- Given request: Please give the data below again in full, exactly as it stands.

(Data entries)

════════════════

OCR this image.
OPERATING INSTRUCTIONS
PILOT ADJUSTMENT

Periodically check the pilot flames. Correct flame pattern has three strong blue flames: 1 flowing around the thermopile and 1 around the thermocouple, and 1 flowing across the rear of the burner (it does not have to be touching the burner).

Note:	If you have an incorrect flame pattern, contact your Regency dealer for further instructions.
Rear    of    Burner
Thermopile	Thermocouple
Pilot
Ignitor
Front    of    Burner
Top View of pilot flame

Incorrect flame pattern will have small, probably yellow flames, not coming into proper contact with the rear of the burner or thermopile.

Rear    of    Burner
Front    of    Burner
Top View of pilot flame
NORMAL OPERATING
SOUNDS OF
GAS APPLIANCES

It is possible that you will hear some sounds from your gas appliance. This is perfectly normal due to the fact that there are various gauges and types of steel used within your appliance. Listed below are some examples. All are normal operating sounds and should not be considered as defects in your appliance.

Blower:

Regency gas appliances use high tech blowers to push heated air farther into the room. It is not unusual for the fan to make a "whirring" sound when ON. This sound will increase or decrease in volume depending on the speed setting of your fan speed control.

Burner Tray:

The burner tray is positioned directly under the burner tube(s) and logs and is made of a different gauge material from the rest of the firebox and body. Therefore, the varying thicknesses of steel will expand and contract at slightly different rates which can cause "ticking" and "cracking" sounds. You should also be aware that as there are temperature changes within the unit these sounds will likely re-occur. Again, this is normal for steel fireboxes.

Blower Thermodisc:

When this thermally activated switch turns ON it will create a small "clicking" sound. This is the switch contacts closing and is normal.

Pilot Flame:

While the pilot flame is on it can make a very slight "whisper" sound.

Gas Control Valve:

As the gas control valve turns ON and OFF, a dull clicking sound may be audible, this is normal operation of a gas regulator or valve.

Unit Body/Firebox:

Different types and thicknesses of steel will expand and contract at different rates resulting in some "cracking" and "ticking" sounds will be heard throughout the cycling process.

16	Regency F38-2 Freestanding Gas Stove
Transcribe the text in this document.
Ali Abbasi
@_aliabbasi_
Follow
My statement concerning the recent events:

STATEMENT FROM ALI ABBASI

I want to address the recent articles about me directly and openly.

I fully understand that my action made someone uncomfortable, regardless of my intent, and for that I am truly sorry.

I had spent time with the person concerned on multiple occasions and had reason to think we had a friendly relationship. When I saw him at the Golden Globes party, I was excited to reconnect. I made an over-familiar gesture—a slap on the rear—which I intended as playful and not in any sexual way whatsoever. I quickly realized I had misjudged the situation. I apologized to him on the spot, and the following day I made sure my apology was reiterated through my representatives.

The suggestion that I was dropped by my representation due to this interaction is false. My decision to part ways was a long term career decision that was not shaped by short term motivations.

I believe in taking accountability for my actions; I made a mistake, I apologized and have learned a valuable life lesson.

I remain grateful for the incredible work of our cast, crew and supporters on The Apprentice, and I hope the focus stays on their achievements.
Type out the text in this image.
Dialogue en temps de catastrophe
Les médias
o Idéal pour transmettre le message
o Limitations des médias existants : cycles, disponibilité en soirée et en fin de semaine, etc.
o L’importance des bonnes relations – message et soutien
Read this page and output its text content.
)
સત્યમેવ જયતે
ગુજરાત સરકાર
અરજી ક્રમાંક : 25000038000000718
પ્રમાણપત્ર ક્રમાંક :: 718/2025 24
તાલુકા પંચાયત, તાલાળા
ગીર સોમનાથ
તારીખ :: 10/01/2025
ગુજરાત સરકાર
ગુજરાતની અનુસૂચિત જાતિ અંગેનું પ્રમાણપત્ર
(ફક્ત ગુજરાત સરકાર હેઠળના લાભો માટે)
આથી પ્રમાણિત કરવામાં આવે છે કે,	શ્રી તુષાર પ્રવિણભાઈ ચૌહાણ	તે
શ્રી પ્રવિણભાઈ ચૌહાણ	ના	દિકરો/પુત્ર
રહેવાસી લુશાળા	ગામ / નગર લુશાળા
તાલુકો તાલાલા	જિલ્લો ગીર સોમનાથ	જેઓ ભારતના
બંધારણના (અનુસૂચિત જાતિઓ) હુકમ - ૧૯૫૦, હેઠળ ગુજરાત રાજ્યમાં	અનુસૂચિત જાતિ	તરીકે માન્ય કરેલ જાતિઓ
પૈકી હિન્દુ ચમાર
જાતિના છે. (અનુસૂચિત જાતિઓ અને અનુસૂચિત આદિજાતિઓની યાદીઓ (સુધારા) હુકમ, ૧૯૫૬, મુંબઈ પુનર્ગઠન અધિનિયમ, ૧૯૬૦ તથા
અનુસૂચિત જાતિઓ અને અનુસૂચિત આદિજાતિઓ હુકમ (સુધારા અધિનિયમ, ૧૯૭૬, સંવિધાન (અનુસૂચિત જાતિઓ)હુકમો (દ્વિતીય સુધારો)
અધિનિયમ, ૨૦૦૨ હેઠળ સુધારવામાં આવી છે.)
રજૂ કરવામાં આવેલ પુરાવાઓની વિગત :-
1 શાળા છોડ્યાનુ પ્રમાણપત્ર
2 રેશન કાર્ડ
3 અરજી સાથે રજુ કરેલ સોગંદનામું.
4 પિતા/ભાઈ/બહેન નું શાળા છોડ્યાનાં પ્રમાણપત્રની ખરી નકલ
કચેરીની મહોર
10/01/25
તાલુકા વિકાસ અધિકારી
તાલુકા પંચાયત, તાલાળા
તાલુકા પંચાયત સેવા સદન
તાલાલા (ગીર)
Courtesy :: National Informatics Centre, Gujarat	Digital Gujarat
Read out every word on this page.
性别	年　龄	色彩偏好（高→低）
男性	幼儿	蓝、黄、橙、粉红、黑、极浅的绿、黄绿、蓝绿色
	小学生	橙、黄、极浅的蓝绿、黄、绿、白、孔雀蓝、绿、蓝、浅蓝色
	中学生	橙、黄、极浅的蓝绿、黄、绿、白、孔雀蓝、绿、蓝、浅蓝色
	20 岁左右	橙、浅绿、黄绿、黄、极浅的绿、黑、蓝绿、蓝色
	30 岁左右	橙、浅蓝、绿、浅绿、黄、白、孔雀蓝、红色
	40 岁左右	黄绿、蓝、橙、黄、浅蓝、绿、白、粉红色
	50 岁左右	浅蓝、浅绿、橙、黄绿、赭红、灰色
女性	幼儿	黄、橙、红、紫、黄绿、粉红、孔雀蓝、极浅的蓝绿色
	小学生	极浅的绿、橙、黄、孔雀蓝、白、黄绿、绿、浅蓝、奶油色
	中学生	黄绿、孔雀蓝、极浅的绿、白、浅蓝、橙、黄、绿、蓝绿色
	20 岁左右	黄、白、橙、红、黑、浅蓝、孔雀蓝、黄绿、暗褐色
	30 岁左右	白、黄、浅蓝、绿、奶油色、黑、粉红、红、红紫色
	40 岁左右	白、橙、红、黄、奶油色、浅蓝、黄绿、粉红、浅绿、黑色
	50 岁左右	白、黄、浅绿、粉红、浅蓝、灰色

════════════════

- Solution:
OCR this image.
OPERATING INSTRUCTIONS
PILOT ADJUSTMENT

Periodically check the pilot flames. Correct flame pattern has three strong blue flames: 1 flowing around the thermopile and 1 around the thermocouple, and 1 flowing across the rear of the burner (it does not have to be touching the burner).

Note:	If you have an incorrect flame pattern, contact your Regency dealer for further instructions.
Rear    of    Burner
Thermopile	Thermocouple
Pilot
Ignitor
Front    of    Burner
Top View of pilot flame

Incorrect flame pattern will have small, probably yellow flames, not coming into proper contact with the rear of the burner or thermopile.

Rear    of    Burner
Front    of    Burner
Top View of pilot flame
NORMAL OPERATING
SOUNDS OF
GAS APPLIANCES

It is possible that you will hear some sounds from your gas appliance. This is perfectly normal due to the fact that there are various gauges and types of steel used within your appliance. Listed below are some examples. All are normal operating sounds and should not be considered as defects in your appliance.

Blower:

Regency gas appliances use high tech blowers to push heated air farther into the room. It is not unusual for the fan to make a "whirring" sound when ON. This sound will increase or decrease in volume depending on the speed setting of your fan speed control.

Burner Tray:

The burner tray is positioned directly under the burner tube(s) and logs and is made of a different gauge material from the rest of the firebox and body. Therefore, the varying thicknesses of steel will expand and contract at slightly different rates which can cause "ticking" and "cracking" sounds. You should also be aware that as there are temperature changes within the unit these sounds will likely re-occur. Again, this is normal for steel fireboxes.

Blower Thermodisc:

When this thermally activated switch turns ON it will create a small "clicking" sound. This is the switch contacts closing and is normal.

Pilot Flame:

While the pilot flame is on it can make a very slight "whisper" sound.

Gas Control Valve:

As the gas control valve turns ON and OFF, a dull clicking sound may be audible, this is normal operation of a gas regulator or valve.

Unit Body/Firebox:

Different types and thicknesses of steel will expand and contract at different rates resulting in some "cracking" and "ticking" sounds will be heard throughout the cycling process.

16	Regency F38-2 Freestanding Gas Stove
Transcribe the text in this document.
Ali Abbasi
@_aliabbasi_
Follow
My statement concerning the recent events:

STATEMENT FROM ALI ABBASI

I want to address the recent articles about me directly and openly.

I fully understand that my action made someone uncomfortable, regardless of my intent, and for that I am truly sorry.

I had spent time with the person concerned on multiple occasions and had reason to think we had a friendly relationship. When I saw him at the Golden Globes party, I was excited to reconnect. I made an over-familiar gesture—a slap on the rear—which I intended as playful and not in any sexual way whatsoever. I quickly realized I had misjudged the situation. I apologized to him on the spot, and the following day I made sure my apology was reiterated through my representatives.

The suggestion that I was dropped by my representation due to this interaction is false. My decision to part ways was a long term career decision that was not shaped by short term motivations.

I believe in taking accountability for my actions; I made a mistake, I apologized and have learned a valuable life lesson.

I remain grateful for the incredible work of our cast, crew and supporters on The Apprentice, and I hope the focus stays on their achievements.
Type out the text in this image.
Dialogue en temps de catastrophe
Les médias
o Idéal pour transmettre le message
o Limitations des médias existants : cycles, disponibilité en soirée et en fin de semaine, etc.
o L’importance des bonnes relations – message et soutien
Read this page and output its text content.
)
સત્યમેવ જયતે
ગુજરાત સરકાર
અરજી ક્રમાંક : 25000038000000718
પ્રમાણપત્ર ક્રમાંક :: 718/2025 24
તાલુકા પંચાયત, તાલાળા
ગીર સોમનાથ
તારીખ :: 10/01/2025
ગુજરાત સરકાર
ગુજરાતની અનુસૂચિત જાતિ અંગેનું પ્રમાણપત્ર
(ફક્ત ગુજરાત સરકાર હેઠળના લાભો માટે)
આથી પ્રમાણિત કરવામાં આવે છે કે,	શ્રી તુષાર પ્રવિણભાઈ ચૌહાણ	તે
શ્રી પ્રવિણભાઈ ચૌહાણ	ના	દિકરો/પુત્ર
રહેવાસી લુશાળા	ગામ / નગર લુશાળા
તાલુકો તાલાલા	જિલ્લો ગીર સોમનાથ	જેઓ ભારતના
બંધારણના (અનુસૂચિત જાતિઓ) હુકમ - ૧૯૫૦, હેઠળ ગુજરાત રાજ્યમાં	અનુસૂચિત જાતિ	તરીકે માન્ય કરેલ જાતિઓ
પૈકી હિન્દુ ચમાર
જાતિના છે. (અનુસૂચિત જાતિઓ અને અનુસૂચિત આદિજાતિઓની યાદીઓ (સુધારા) હુકમ, ૧૯૫૬, મુંબઈ પુનર્ગઠન અધિનિયમ, ૧૯૬૦ તથા
અનુસૂચિત જાતિઓ અને અનુસૂચિત આદિજાતિઓ હુકમ (સુધારા અધિનિયમ, ૧૯૭૬, સંવિધાન (અનુસૂચિત જાતિઓ)હુકમો (દ્વિતીય સુધારો)
અધિનિયમ, ૨૦૦૨ હેઠળ સુધારવામાં આવી છે.)
રજૂ કરવામાં આવેલ પુરાવાઓની વિગત :-
1 શાળા છોડ્યાનુ પ્રમાણપત્ર
2 રેશન કાર્ડ
3 અરજી સાથે રજુ કરેલ સોગંદનામું.
4 પિતા/ભાઈ/બહેન નું શાળા છોડ્યાનાં પ્રમાણપત્રની ખરી નકલ
કચેરીની મહોર
10/01/25
તાલુકા વિકાસ અધિકારી
તાલુકા પંચાયત, તાલાળા
તાલુકા પંચાયત સેવા સદન
તાલાલા (ગીર)
Courtesy :: National Informatics Centre, Gujarat	Digital Gujarat
Read out every word on this page.
性别	年　龄	色彩偏好（高→低）
男性	幼儿	蓝、黄、橙、粉红、黑、极浅的绿、黄绿、蓝绿色
	小学生	橙、黄、极浅的蓝绿、黄、绿、白、孔雀蓝、绿、蓝、浅蓝色
	中学生	橙、黄、极浅的蓝绿、黄、绿、白、孔雀蓝、绿、蓝、浅蓝色
	20 岁左右	橙、浅绿、黄绿、黄、极浅的绿、黑、蓝绿、蓝色
	30 岁左右	橙、浅蓝、绿、浅绿、黄、白、孔雀蓝、红色
	40 岁左右	黄绿、蓝、橙、黄、浅蓝、绿、白、粉红色
	50 岁左右	浅蓝、浅绿、橙、黄绿、赭红、灰色
女性	幼儿	黄、橙、红、紫、黄绿、粉红、孔雀蓝、极浅的蓝绿色
	小学生	极浅的绿、橙、黄、孔雀蓝、白、黄绿、绿、浅蓝、奶油色
	中学生	黄绿、孔雀蓝、极浅的绿、白、浅蓝、橙、黄、绿、蓝绿色
	20 岁左右	黄、白、橙、红、黑、浅蓝、孔雀蓝、黄绿、暗褐色
	30 岁左右	白、黄、浅蓝、绿、奶油色、黑、粉红、红、红紫色
	40 岁左右	白、橙、红、黄、奶油色、浅蓝、黄绿、粉红、浅绿、黑色
	50 岁左右	白、黄、浅绿、粉红、浅蓝、灰色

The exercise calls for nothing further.